::: Entries :::
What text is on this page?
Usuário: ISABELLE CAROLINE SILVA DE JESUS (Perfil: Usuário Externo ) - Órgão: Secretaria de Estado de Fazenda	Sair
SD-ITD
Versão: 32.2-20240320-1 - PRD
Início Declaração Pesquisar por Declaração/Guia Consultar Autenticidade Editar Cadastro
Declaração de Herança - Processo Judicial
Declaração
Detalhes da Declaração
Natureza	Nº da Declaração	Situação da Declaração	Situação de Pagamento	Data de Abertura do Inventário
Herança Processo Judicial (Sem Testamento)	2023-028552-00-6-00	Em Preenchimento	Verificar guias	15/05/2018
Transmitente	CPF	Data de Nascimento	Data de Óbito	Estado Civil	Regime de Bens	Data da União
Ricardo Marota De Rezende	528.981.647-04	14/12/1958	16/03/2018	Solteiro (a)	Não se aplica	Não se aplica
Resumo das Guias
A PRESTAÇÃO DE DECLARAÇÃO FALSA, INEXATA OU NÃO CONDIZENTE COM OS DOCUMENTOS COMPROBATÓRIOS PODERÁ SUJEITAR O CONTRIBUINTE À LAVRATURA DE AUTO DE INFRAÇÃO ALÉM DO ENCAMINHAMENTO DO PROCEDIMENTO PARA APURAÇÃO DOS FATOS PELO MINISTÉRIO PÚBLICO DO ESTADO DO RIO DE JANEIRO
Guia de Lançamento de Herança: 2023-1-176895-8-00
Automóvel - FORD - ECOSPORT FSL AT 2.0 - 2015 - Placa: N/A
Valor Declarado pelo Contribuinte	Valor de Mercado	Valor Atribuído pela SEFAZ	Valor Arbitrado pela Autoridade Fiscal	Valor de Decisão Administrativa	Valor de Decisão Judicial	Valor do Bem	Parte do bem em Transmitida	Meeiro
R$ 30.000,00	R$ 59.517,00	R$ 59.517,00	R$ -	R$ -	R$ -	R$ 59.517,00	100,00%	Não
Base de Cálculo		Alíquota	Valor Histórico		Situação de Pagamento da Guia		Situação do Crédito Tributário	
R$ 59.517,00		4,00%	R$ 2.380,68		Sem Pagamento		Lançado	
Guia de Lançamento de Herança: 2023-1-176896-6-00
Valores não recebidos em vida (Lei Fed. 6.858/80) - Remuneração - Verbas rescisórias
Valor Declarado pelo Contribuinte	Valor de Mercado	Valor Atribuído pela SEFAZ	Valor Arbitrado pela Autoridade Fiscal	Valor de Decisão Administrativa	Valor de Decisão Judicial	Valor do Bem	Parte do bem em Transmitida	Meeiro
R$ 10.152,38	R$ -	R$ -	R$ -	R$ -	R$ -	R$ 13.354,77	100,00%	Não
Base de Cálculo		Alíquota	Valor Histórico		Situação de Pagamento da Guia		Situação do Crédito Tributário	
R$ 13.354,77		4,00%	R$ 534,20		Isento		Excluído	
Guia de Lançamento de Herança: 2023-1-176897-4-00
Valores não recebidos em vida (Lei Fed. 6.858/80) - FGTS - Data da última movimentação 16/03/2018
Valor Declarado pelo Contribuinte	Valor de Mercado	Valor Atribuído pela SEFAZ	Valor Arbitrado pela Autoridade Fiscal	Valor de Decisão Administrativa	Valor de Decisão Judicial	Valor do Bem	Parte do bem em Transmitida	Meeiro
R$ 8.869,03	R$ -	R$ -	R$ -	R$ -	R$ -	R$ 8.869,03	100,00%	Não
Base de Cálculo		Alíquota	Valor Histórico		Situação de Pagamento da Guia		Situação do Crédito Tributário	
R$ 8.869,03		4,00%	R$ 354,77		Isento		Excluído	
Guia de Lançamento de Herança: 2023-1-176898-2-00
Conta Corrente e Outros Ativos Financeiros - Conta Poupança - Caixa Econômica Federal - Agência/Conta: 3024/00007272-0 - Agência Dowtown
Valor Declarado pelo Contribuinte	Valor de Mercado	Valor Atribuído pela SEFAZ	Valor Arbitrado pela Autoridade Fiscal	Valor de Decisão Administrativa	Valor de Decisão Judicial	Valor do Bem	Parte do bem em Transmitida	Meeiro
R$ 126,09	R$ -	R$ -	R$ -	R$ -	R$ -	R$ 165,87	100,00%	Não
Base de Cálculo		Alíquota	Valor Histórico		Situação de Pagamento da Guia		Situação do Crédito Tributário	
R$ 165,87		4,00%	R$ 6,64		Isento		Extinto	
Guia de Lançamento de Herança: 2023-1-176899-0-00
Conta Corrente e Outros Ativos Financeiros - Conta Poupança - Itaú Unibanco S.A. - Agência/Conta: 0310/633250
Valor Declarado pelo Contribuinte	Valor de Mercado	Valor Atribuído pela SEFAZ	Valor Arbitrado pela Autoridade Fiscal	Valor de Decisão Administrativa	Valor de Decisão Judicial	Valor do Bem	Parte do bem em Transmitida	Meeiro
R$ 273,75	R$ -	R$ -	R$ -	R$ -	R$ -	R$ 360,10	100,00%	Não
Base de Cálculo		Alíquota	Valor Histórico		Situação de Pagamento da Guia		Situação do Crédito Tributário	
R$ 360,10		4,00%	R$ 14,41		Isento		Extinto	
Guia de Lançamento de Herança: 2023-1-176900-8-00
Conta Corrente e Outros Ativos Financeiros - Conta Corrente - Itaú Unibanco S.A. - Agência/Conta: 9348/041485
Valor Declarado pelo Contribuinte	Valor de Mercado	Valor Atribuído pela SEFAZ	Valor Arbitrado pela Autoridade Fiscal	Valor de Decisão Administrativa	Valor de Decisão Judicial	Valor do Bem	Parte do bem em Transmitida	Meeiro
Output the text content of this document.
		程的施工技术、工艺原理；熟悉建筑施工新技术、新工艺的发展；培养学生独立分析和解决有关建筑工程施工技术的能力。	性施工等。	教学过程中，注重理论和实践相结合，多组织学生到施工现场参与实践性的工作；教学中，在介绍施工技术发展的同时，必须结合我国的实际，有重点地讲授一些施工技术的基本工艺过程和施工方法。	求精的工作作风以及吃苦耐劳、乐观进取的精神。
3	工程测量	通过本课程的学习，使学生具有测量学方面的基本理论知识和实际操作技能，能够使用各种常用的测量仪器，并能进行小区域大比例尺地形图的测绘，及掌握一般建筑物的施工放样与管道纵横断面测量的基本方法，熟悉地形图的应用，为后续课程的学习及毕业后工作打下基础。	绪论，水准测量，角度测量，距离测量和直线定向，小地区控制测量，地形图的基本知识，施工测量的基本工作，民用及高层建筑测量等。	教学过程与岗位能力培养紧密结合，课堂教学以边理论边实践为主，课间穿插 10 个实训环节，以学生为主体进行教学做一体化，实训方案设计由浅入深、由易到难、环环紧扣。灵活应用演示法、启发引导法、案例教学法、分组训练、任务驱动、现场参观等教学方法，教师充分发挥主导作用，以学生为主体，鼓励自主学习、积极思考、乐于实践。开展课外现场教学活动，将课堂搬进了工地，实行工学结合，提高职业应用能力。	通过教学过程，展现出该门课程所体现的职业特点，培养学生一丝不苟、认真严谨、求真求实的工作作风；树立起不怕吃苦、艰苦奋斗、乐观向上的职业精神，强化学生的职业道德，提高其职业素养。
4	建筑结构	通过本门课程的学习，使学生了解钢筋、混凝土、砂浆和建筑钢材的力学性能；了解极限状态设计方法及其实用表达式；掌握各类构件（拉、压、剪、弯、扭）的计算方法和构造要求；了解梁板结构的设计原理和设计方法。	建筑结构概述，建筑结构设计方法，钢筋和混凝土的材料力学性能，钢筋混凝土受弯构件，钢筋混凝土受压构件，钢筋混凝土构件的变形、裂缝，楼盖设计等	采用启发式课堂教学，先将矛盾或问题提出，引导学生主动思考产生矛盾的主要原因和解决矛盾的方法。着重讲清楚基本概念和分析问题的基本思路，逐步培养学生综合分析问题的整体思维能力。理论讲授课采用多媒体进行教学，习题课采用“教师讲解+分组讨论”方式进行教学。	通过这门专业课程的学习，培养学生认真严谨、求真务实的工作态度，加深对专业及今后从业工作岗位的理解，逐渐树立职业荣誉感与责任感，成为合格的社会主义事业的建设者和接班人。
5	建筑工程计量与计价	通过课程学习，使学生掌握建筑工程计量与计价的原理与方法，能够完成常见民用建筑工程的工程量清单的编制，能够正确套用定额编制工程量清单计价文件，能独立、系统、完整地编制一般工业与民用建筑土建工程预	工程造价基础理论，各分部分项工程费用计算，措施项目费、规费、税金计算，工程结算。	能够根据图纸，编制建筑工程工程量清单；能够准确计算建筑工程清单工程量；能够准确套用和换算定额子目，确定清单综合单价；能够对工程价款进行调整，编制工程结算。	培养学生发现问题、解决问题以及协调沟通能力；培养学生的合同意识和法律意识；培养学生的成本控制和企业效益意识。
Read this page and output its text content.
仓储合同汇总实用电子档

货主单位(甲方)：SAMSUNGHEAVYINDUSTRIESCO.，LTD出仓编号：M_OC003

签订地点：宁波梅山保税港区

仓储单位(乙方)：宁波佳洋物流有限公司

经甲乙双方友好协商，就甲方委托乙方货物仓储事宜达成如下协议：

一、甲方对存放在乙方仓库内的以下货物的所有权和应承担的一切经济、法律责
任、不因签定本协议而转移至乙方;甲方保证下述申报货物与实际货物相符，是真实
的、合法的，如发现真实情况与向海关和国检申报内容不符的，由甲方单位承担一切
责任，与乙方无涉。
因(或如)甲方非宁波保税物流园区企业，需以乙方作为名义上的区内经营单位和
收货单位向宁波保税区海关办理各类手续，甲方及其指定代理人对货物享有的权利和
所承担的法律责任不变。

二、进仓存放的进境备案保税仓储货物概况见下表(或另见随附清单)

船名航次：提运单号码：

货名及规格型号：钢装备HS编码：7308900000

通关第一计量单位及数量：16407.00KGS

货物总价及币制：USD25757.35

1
:::
• [To do]
Gather and return every line that holds the string "text".

• [Exercise result]
What text is on this page?
Output the text content of this document.
Read this page and output its text content.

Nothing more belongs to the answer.